-- BEGIN Records for this task --

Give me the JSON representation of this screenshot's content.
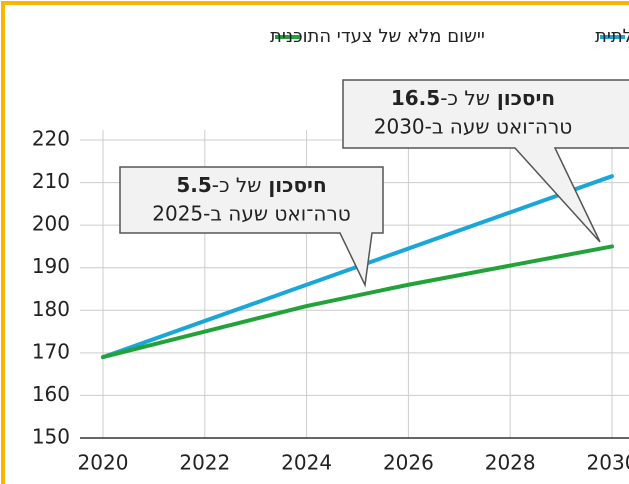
{
  "chart_data": {
    "type": "line",
    "x": [
      2020,
      2022,
      2024,
      2026,
      2028,
      2030
    ],
    "series": [
      {
        "name": "ללא שינוי בפעילות הממשלתית",
        "color": "#1ba6d8",
        "values": [
          169,
          177.5,
          186,
          194.5,
          203,
          211.5
        ]
      },
      {
        "name": "יישום מלא של צעדי התוכנית",
        "color": "#22a33a",
        "values": [
          169,
          175,
          181,
          186,
          190.5,
          195
        ]
      }
    ],
    "xlim": [
      2020,
      2030
    ],
    "xticks": [
      2020,
      2022,
      2024,
      2026,
      2028,
      2030
    ],
    "ylim": [
      150,
      220
    ],
    "yticks": [
      150,
      160,
      170,
      180,
      190,
      200,
      210,
      220
    ],
    "grid": true,
    "annotations": [
      {
        "line1": [
          "חיסכון",
          "של כ-",
          "5.5"
        ],
        "line2": "טרה־ואט שעה ב-2025"
      },
      {
        "line1": [
          "חיסכון",
          "של כ-",
          "16.5"
        ],
        "line2": "טרה־ואט שעה ב-2030"
      }
    ]
  }
}
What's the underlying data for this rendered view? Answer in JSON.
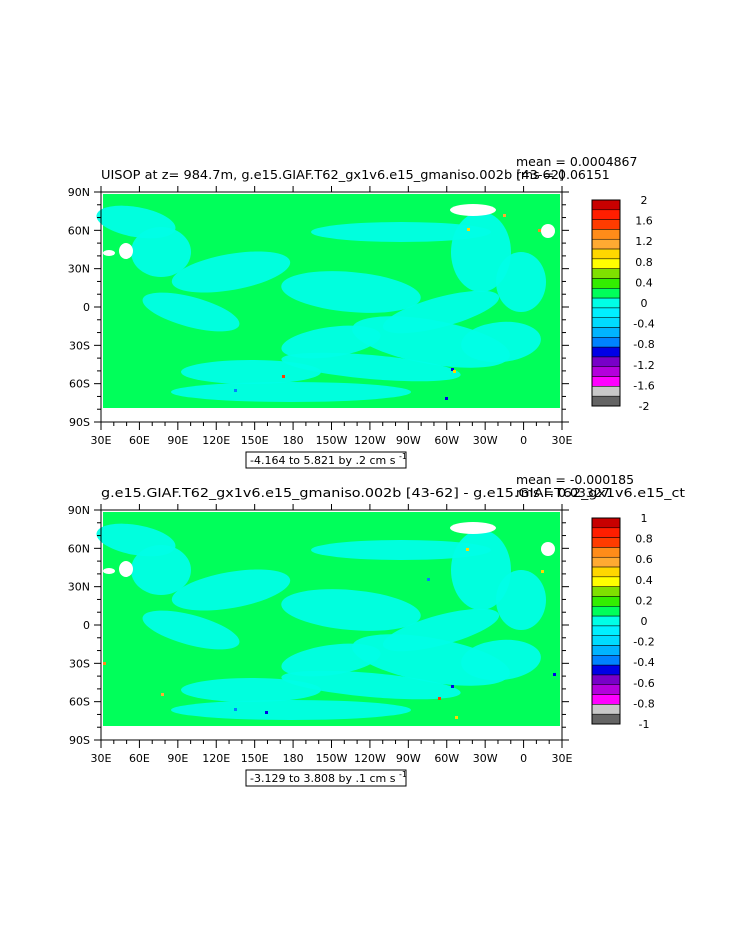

-- END Records for this task --

### Your goal:
Repeat each entry exactly. Pictures do not belong in the copy.

### Result below:
Give me the JSON representation of this screenshot's content.
{
  "chart_data": {
    "type": "line",
    "x": [
      2020,
      2022,
      2024,
      2026,
      2028,
      2030
    ],
    "series": [
      {
        "name": "ללא שינוי בפעילות הממשלתית",
        "color": "#1ba6d8",
        "values": [
          169,
          177.5,
          186,
          194.5,
          203,
          211.5
        ]
      },
      {
        "name": "יישום מלא של צעדי התוכנית",
        "color": "#22a33a",
        "values": [
          169,
          175,
          181,
          186,
          190.5,
          195
        ]
      }
    ],
    "xlim": [
      2020,
      2030
    ],
    "xticks": [
      2020,
      2022,
      2024,
      2026,
      2028,
      2030
    ],
    "ylim": [
      150,
      220
    ],
    "yticks": [
      150,
      160,
      170,
      180,
      190,
      200,
      210,
      220
    ],
    "grid": true,
    "annotations": [
      {
        "line1": [
          "חיסכון",
          "של כ-",
          "5.5"
        ],
        "line2": "טרה־ואט שעה ב-2025"
      },
      {
        "line1": [
          "חיסכון",
          "של כ-",
          "16.5"
        ],
        "line2": "טרה־ואט שעה ב-2030"
      }
    ]
  }
}
What's the underlying data for this rendered view? Answer in JSON.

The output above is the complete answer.